→ What this task involves
Search the listing below for the string "också" and copy every line where it occurs.

(Data records)

┄┄┄┄┄┄┄┄┄┄

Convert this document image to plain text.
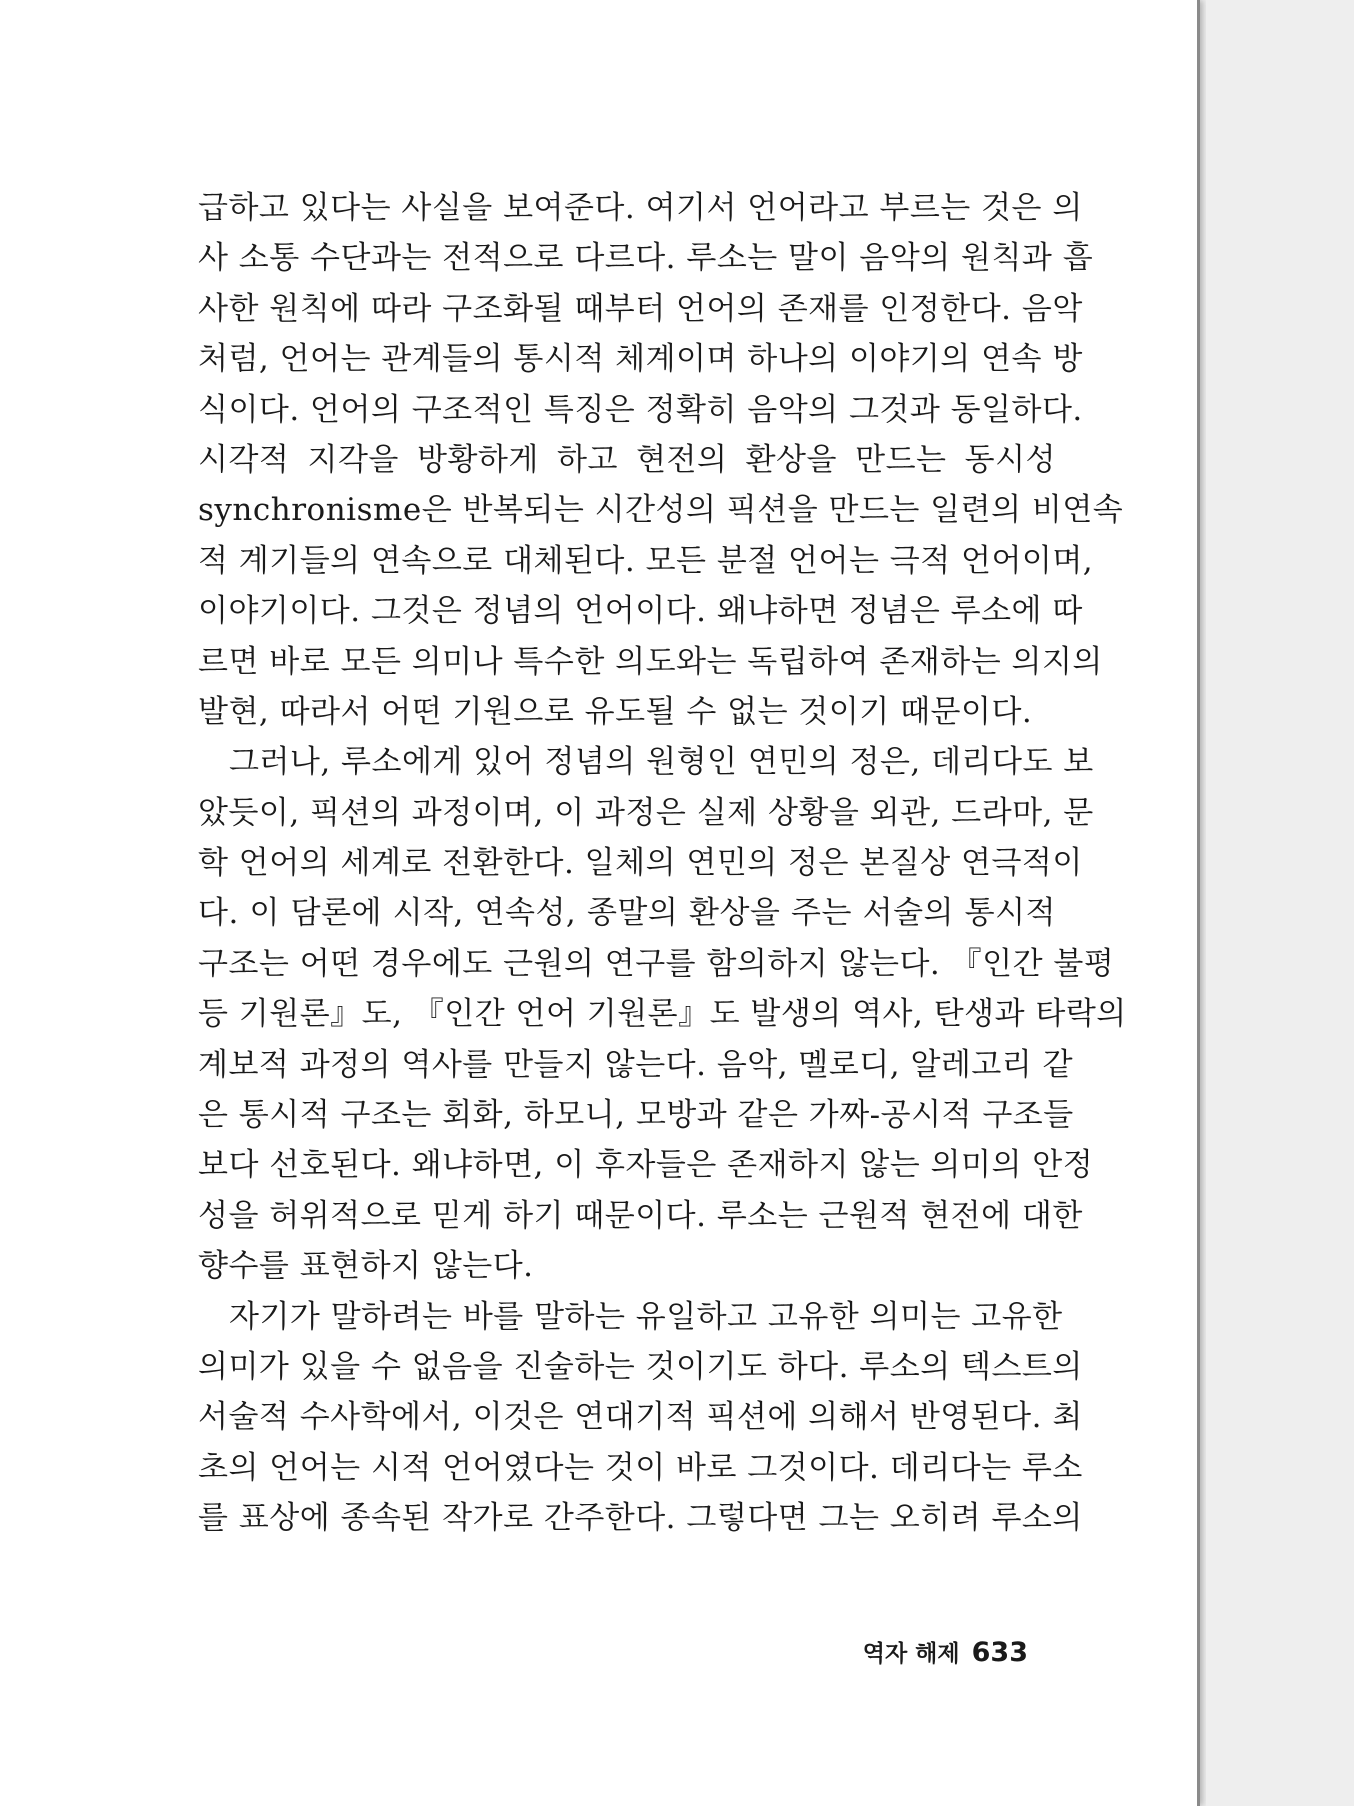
급하고 있다는 사실을 보여준다. 여기서 언어라고 부르는 것은 의
사 소통 수단과는 전적으로 다르다. 루소는 말이 음악의 원칙과 흡
사한 원칙에 따라 구조화될 때부터 언어의 존재를 인정한다. 음악
처럼, 언어는 관계들의 통시적 체계이며 하나의 이야기의 연속 방
식이다. 언어의 구조적인 특징은 정확히 음악의 그것과 동일하다.
시각적 지각을 방황하게 하고 현전의 환상을 만드는 동시성
synchronisme은 반복되는 시간성의 픽션을 만드는 일련의 비연속
적 계기들의 연속으로 대체된다. 모든 분절 언어는 극적 언어이며,
이야기이다. 그것은 정념의 언어이다. 왜냐하면 정념은 루소에 따
르면 바로 모든 의미나 특수한 의도와는 독립하여 존재하는 의지의
발현, 따라서 어떤 기원으로 유도될 수 없는 것이기 때문이다.
그러나, 루소에게 있어 정념의 원형인 연민의 정은, 데리다도 보
았듯이, 픽션의 과정이며, 이 과정은 실제 상황을 외관, 드라마, 문
학 언어의 세계로 전환한다. 일체의 연민의 정은 본질상 연극적이
다. 이 담론에 시작, 연속성, 종말의 환상을 주는 서술의 통시적
구조는 어떤 경우에도 근원의 연구를 함의하지 않는다. 『인간 불평
등 기원론』도, 『인간 언어 기원론』도 발생의 역사, 탄생과 타락의
계보적 과정의 역사를 만들지 않는다. 음악, 멜로디, 알레고리 같
은 통시적 구조는 회화, 하모니, 모방과 같은 가짜-공시적 구조들
보다 선호된다. 왜냐하면, 이 후자들은 존재하지 않는 의미의 안정
성을 허위적으로 믿게 하기 때문이다. 루소는 근원적 현전에 대한
향수를 표현하지 않는다.
자기가 말하려는 바를 말하는 유일하고 고유한 의미는 고유한
의미가 있을 수 없음을 진술하는 것이기도 하다. 루소의 텍스트의
서술적 수사학에서, 이것은 연대기적 픽션에 의해서 반영된다. 최
초의 언어는 시적 언어였다는 것이 바로 그것이다. 데리다는 루소
를 표상에 종속된 작가로 간주한다. 그렇다면 그는 오히려 루소의
역자 해제 633
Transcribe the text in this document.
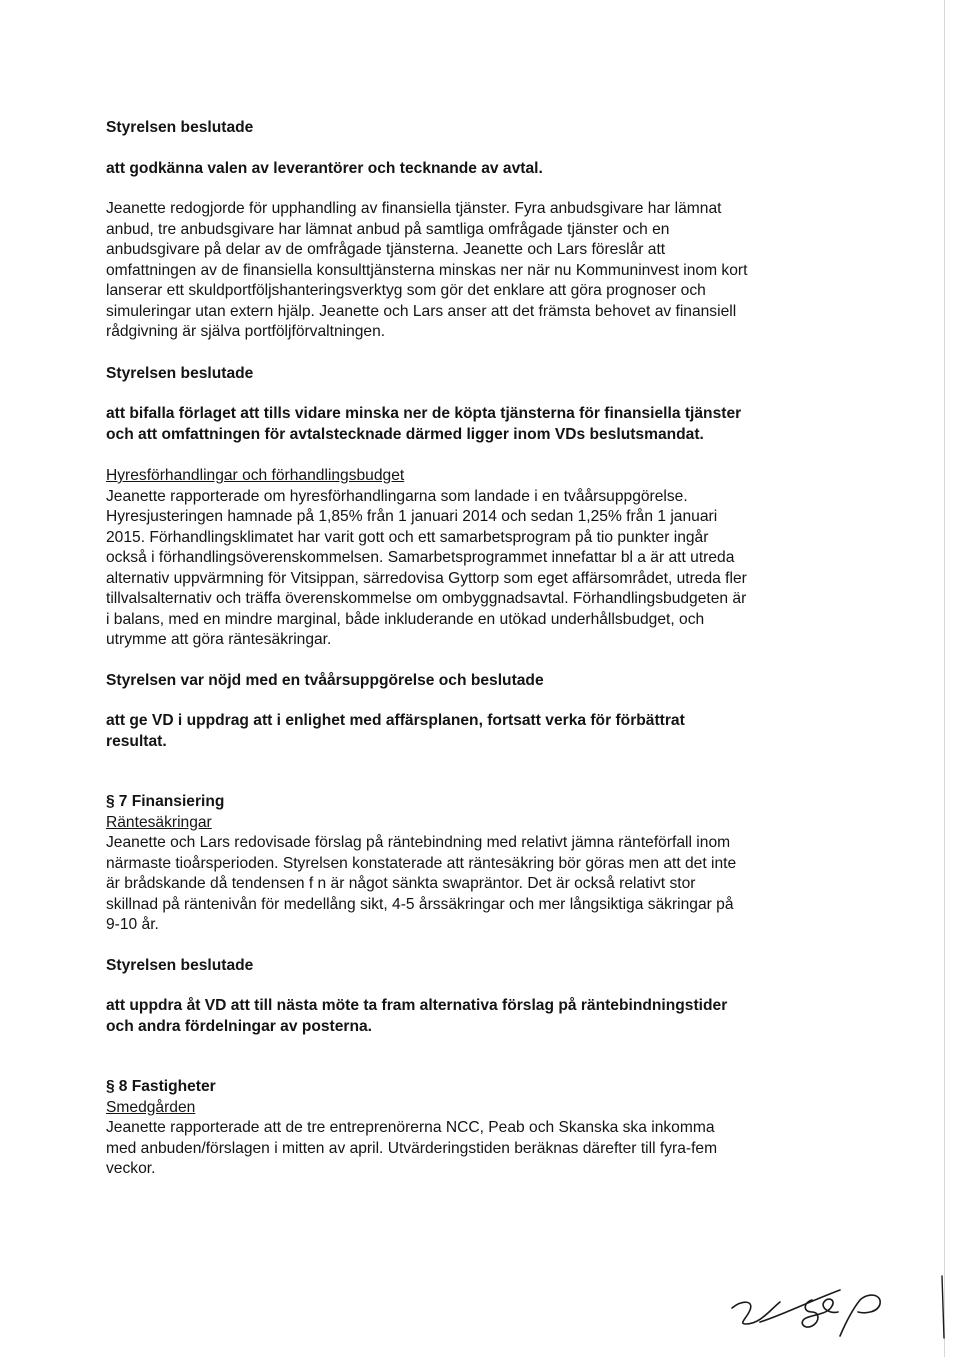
Styrelsen beslutade

att godkänna valen av leverantörer och tecknande av avtal.

Jeanette redogjorde för upphandling av finansiella tjänster. Fyra anbudsgivare har lämnat

anbud, tre anbudsgivare har lämnat anbud på samtliga omfrågade tjänster och en

anbudsgivare på delar av de omfrågade tjänsterna. Jeanette och Lars föreslår att

omfattningen av de finansiella konsulttjänsterna minskas ner när nu Kommuninvest inom kort

lanserar ett skuldportföljshanteringsverktyg som gör det enklare att göra prognoser och

simuleringar utan extern hjälp. Jeanette och Lars anser att det främsta behovet av finansiell

rådgivning är själva portföljförvaltningen.

Styrelsen beslutade

att bifalla förlaget att tills vidare minska ner de köpta tjänsterna för finansiella tjänster

och att omfattningen för avtalstecknade därmed ligger inom VDs beslutsmandat.

Hyresförhandlingar och förhandlingsbudget

Jeanette rapporterade om hyresförhandlingarna som landade i en tvåårsuppgörelse.

Hyresjusteringen hamnade på 1,85% från 1 januari 2014 och sedan 1,25% från 1 januari

2015. Förhandlingsklimatet har varit gott och ett samarbetsprogram på tio punkter ingår

också i förhandlingsöverenskommelsen. Samarbetsprogrammet innefattar bl a är att utreda

alternativ uppvärmning för Vitsippan, särredovisa Gyttorp som eget affärsområdet, utreda fler

tillvalsalternativ och träffa överenskommelse om ombyggnadsavtal. Förhandlingsbudgeten är

i balans, med en mindre marginal, både inkluderande en utökad underhållsbudget, och

utrymme att göra räntesäkringar.

Styrelsen var nöjd med en tvåårsuppgörelse och beslutade

att ge VD i uppdrag att i enlighet med affärsplanen, fortsatt verka för förbättrat

resultat.

§ 7 Finansiering

Räntesäkringar

Jeanette och Lars redovisade förslag på räntebindning med relativt jämna ränteförfall inom

närmaste tioårsperioden. Styrelsen konstaterade att räntesäkring bör göras men att det inte

är brådskande då tendensen f n är något sänkta swapräntor. Det är också relativt stor

skillnad på räntenivån för medellång sikt, 4-5 årssäkringar och mer långsiktiga säkringar på

9-10 år.

Styrelsen beslutade

att uppdra åt VD att till nästa möte ta fram alternativa förslag på räntebindningstider

och andra fördelningar av posterna.

§ 8 Fastigheter

Smedgården

Jeanette rapporterade att de tre entreprenörerna NCC, Peab och Skanska ska inkomma

med anbuden/förslagen i mitten av april. Utvärderingstiden beräknas därefter till fyra-fem

veckor.
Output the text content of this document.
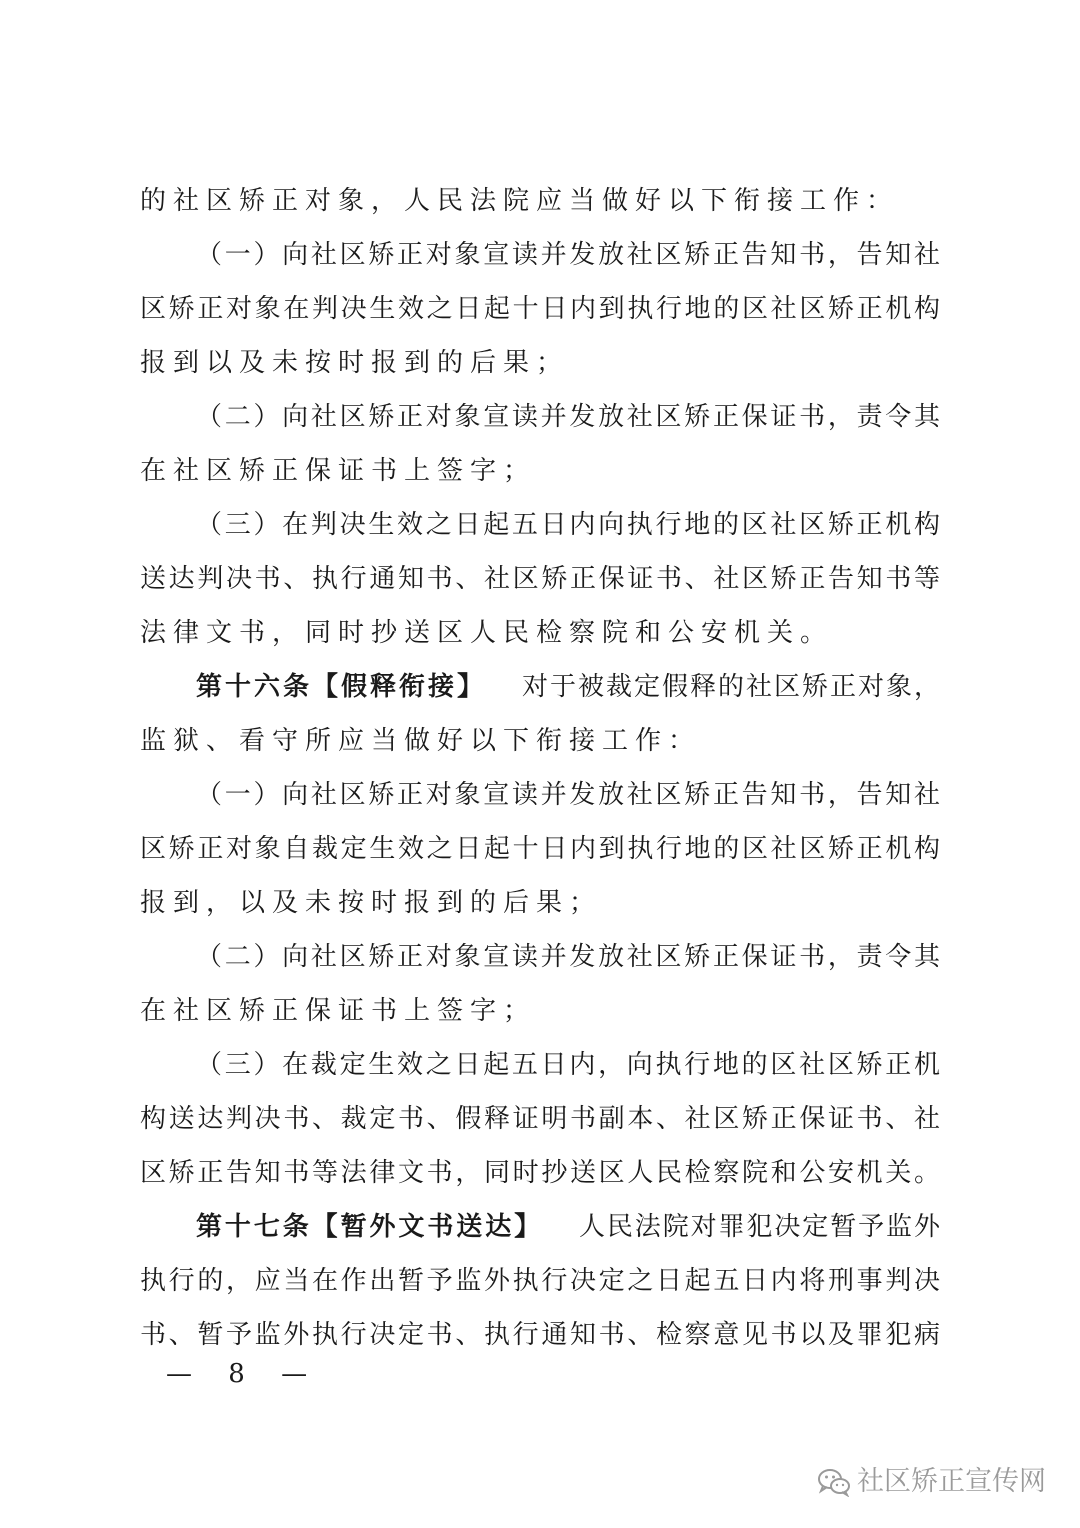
的社区矫正对象，人民法院应当做好以下衔接工作：
（一）向社区矫正对象宣读并发放社区矫正告知书，告知社
区矫正对象在判决生效之日起十日内到执行地的区社区矫正机构
报到以及未按时报到的后果；
（二）向社区矫正对象宣读并发放社区矫正保证书，责令其
在社区矫正保证书上签字；
（三）在判决生效之日起五日内向执行地的区社区矫正机构
送达判决书、执行通知书、社区矫正保证书、社区矫正告知书等
法律文书，同时抄送区人民检察院和公安机关。
第十六条【假释衔接】 对于被裁定假释的社区矫正对象，
监狱、看守所应当做好以下衔接工作：
（一）向社区矫正对象宣读并发放社区矫正告知书，告知社
区矫正对象自裁定生效之日起十日内到执行地的区社区矫正机构
报到，以及未按时报到的后果；
（二）向社区矫正对象宣读并发放社区矫正保证书，责令其
在社区矫正保证书上签字；
（三）在裁定生效之日起五日内，向执行地的区社区矫正机
构送达判决书、裁定书、假释证明书副本、社区矫正保证书、社
区矫正告知书等法律文书，同时抄送区人民检察院和公安机关。
第十七条【暂外文书送达】 人民法院对罪犯决定暂予监外
执行的，应当在作出暂予监外执行决定之日起五日内将刑事判决
书、暂予监外执行决定书、执行通知书、检察意见书以及罪犯病
— 8 —
社区矫正宣传网
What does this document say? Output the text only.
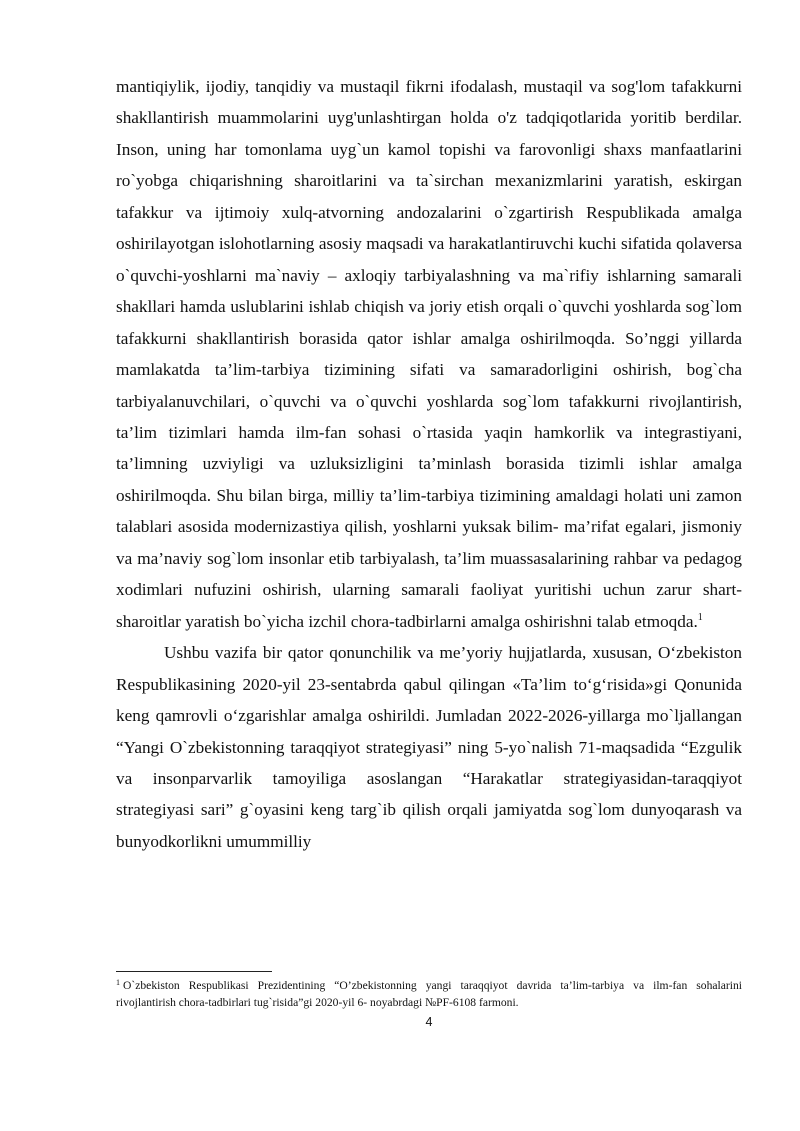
mantiqiylik, ijodiy, tanqidiy va mustaqil fikrni ifodalash, mustaqil va sog'lom tafakkurni shakllantirish muammolarini uyg'unlashtirgan holda o'z tadqiqotlarida yoritib berdilar. Inson, uning har tomonlama uyg`un kamol topishi va farovonligi shaxs manfaatlarini ro`yobga chiqarishning sharoitlarini va ta`sirchan mexanizmlarini yaratish, eskirgan tafakkur va ijtimoiy xulq-atvorning andozalarini o`zgartirish Respublikada amalga oshirilayotgan islohotlarning asosiy maqsadi va harakatlantiruvchi kuchi sifatida qolaversa o`quvchi-yoshlarni ma`naviy – axloqiy tarbiyalashning va ma`rifiy ishlarning samarali shakllari hamda uslublarini ishlab chiqish va joriy etish orqali o`quvchi yoshlarda sog`lom tafakkurni shakllantirish borasida qator ishlar amalga oshirilmoqda. So’nggi yillarda mamlakatda ta’lim-tarbiya tizimining sifati va samaradorligini oshirish, bog`cha tarbiyalanuvchilari, o`quvchi va o`quvchi yoshlarda sog`lom tafakkurni rivojlantirish, ta’lim tizimlari hamda ilm-fan sohasi o`rtasida yaqin hamkorlik va integrastiyani, ta’limning uzviyligi va uzluksizligini ta’minlash borasida tizimli ishlar amalga oshirilmoqda. Shu bilan birga, milliy ta’lim-tarbiya tizimining amaldagi holati uni zamon talablari asosida modernizastiya qilish, yoshlarni yuksak bilim- ma’rifat egalari, jismoniy va ma’naviy sog`lom insonlar etib tarbiyalash, ta’lim muassasalarining rahbar va pedagog xodimlari nufuzini oshirish, ularning samarali faoliyat yuritishi uchun zarur shart-sharoitlar yaratish bo`yicha izchil chora-tadbirlarni amalga oshirishni talab etmoqda.$^1$

Ushbu vazifa bir qator qonunchilik va me’yoriy hujjatlarda, xususan, O‘zbekiston Respublikasining 2020-yil 23-sentabrda qabul qilingan «Ta’lim to‘g‘risida»gi Qonunida keng qamrovli o‘zgarishlar amalga oshirildi. Jumladan 2022-2026-yillarga mo`ljallangan “Yangi O`zbekistonning taraqqiyot strategiyasi” ning 5-yo`nalish 71-maqsadida “Ezgulik va insonparvarlik tamoyiliga asoslangan “Harakatlar strategiyasidan-taraqqiyot strategiyasi sari” g`oyasini keng targ`ib qilish orqali jamiyatda sog`lom dunyoqarash va bunyodkorlikni umummilliy

$^1$ O`zbekiston Respublikasi Prezidentining “O’zbekistonning yangi taraqqiyot davrida ta’lim-tarbiya va ilm-fan sohalarini rivojlantirish chora-tadbirlari tug`risida”gi 2020-yil 6- noyabrdagi №PF-6108 farmoni.

4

┄┄┄┄┄┄┄┄┄┄

→ Exercise result
också i förhandlingsöverenskommelsen. Samarbetsprogrammet innefattar bl a är att utreda
är brådskande då tendensen f n är något sänkta swapräntor. Det är också relativt stor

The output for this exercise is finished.